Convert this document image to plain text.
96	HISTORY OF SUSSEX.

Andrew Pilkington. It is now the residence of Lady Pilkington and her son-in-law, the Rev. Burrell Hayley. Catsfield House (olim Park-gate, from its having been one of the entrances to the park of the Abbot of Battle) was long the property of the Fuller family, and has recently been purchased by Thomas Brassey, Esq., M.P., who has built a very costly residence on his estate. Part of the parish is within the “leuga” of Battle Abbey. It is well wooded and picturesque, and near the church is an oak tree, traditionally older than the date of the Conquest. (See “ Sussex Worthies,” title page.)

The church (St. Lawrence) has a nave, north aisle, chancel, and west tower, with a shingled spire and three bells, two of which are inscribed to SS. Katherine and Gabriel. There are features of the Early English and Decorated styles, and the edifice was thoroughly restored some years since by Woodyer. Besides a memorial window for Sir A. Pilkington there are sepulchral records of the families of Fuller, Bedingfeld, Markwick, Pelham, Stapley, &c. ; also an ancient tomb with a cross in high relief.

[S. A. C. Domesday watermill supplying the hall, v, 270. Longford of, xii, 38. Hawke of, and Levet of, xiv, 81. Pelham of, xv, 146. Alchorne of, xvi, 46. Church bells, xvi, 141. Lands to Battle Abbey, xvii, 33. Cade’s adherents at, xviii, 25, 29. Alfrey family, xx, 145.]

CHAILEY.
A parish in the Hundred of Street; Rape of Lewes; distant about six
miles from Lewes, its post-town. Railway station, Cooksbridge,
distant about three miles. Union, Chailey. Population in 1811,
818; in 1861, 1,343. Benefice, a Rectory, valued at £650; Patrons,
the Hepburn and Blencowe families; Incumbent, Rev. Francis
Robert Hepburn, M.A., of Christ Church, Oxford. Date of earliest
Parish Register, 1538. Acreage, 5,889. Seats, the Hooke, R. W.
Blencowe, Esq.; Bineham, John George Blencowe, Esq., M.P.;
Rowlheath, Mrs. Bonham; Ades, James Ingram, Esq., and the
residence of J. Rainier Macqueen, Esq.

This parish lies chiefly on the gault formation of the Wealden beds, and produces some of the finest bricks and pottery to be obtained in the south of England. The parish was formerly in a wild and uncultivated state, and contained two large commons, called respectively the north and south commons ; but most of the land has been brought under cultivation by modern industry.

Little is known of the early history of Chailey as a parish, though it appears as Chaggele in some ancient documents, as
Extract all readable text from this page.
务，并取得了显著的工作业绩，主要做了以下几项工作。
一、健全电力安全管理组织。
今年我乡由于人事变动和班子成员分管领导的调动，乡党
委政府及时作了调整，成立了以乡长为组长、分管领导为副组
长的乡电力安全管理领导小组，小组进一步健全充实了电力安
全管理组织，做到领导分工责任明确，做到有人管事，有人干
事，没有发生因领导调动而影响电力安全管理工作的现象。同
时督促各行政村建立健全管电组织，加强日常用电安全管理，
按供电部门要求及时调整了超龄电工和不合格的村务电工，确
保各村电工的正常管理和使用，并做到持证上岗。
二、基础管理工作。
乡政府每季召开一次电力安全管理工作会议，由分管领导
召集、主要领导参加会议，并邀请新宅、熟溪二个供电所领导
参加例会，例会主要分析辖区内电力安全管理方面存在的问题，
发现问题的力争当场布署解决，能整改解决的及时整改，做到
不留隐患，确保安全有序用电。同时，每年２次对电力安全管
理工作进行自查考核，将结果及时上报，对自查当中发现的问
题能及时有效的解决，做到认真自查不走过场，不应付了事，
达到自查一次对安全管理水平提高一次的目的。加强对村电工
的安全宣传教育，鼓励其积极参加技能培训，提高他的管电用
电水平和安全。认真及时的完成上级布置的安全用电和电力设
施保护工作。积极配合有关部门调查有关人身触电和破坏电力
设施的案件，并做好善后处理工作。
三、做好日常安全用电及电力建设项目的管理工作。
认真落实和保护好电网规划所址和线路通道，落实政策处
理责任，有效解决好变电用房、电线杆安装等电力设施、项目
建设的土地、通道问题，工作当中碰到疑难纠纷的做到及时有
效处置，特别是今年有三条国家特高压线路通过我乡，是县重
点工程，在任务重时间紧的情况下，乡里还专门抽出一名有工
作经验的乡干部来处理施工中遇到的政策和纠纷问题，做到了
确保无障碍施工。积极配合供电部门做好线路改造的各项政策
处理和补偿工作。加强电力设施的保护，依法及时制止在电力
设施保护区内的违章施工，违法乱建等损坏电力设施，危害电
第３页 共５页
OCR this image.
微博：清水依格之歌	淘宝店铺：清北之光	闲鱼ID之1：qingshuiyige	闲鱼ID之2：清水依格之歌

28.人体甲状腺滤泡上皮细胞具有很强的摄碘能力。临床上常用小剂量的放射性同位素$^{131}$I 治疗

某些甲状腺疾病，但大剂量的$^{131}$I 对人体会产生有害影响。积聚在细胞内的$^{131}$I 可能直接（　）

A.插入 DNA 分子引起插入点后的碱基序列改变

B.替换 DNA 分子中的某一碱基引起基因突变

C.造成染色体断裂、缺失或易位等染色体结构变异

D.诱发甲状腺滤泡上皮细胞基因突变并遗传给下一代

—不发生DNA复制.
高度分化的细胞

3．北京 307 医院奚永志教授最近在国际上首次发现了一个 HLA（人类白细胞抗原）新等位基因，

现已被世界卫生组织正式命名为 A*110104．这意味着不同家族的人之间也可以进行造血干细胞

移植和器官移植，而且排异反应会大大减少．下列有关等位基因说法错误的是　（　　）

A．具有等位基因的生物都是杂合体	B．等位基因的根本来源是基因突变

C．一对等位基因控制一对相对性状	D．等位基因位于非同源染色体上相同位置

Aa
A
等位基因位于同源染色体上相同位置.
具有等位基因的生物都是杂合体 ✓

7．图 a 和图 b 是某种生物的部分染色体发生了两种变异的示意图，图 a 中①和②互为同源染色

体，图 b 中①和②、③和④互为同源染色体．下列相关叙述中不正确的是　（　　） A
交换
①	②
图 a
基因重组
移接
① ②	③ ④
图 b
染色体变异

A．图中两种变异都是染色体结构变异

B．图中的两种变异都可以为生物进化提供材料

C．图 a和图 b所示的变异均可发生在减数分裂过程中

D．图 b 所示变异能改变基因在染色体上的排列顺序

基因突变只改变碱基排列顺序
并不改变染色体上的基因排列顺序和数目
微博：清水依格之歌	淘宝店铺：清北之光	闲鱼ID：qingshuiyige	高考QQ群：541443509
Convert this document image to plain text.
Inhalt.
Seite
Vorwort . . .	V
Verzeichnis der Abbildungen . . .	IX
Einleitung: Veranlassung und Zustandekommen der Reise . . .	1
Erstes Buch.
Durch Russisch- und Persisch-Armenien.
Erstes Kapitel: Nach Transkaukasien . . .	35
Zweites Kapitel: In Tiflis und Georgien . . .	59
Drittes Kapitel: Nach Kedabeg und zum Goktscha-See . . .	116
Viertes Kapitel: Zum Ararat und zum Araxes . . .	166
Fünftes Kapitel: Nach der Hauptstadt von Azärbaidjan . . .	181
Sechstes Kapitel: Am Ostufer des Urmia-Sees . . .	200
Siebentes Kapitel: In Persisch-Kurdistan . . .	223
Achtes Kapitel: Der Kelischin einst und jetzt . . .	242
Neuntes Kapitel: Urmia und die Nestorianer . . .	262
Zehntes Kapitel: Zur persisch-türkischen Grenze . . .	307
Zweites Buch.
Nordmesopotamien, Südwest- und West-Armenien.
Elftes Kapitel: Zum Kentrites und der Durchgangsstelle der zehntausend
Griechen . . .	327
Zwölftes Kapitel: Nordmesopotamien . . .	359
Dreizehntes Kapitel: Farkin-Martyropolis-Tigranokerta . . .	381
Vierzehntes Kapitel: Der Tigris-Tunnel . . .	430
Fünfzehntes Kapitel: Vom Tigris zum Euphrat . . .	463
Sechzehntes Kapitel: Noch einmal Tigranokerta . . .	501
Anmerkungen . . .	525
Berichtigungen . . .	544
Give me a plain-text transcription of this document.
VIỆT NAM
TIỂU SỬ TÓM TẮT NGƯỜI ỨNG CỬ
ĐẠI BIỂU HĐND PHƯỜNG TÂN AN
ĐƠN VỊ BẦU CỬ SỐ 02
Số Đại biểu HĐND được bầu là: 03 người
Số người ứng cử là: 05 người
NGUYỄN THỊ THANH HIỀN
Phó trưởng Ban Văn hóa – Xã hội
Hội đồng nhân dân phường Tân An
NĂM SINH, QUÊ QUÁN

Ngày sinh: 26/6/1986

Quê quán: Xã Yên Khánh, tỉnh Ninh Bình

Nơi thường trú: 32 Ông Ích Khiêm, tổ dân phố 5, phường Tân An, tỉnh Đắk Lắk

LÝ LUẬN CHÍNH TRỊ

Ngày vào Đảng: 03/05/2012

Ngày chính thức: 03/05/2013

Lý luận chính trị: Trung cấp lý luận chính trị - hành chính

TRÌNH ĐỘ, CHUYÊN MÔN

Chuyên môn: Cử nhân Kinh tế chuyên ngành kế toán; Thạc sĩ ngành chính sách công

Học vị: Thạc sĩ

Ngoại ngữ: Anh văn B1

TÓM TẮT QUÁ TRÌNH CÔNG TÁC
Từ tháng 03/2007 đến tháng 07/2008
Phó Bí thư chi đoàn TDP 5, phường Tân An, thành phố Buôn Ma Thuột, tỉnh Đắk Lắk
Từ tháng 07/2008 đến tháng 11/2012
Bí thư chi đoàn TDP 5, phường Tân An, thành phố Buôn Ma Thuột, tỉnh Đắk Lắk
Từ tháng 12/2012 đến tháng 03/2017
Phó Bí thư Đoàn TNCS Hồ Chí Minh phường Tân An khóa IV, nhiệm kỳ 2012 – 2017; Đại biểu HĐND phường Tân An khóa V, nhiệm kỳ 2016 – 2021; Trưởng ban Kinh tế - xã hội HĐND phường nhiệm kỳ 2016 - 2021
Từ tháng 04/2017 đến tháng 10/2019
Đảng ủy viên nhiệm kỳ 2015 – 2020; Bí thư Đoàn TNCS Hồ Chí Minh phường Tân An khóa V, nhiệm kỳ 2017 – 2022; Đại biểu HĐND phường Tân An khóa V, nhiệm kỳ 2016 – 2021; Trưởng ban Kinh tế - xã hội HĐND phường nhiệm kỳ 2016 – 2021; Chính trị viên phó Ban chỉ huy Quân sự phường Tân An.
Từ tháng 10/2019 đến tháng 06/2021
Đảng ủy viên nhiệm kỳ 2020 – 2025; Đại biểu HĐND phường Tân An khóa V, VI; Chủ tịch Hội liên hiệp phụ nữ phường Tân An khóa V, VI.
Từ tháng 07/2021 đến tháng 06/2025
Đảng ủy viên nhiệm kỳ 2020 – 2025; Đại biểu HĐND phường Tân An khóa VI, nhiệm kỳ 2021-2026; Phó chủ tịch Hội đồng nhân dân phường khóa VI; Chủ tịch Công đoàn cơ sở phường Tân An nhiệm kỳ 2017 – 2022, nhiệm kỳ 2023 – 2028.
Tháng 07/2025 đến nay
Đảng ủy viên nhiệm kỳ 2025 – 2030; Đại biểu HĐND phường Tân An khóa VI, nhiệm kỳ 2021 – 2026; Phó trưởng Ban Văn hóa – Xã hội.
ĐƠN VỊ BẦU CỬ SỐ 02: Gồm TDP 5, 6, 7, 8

__________________________________________________

* _TO BE DONE_
Pull out all lines of the data with the string "Lewes".

* _THE REPLY_
A parish in the Hundred of Street; Rape of Lewes; distant about six
miles from Lewes, its post-town. Railway station, Cooksbridge,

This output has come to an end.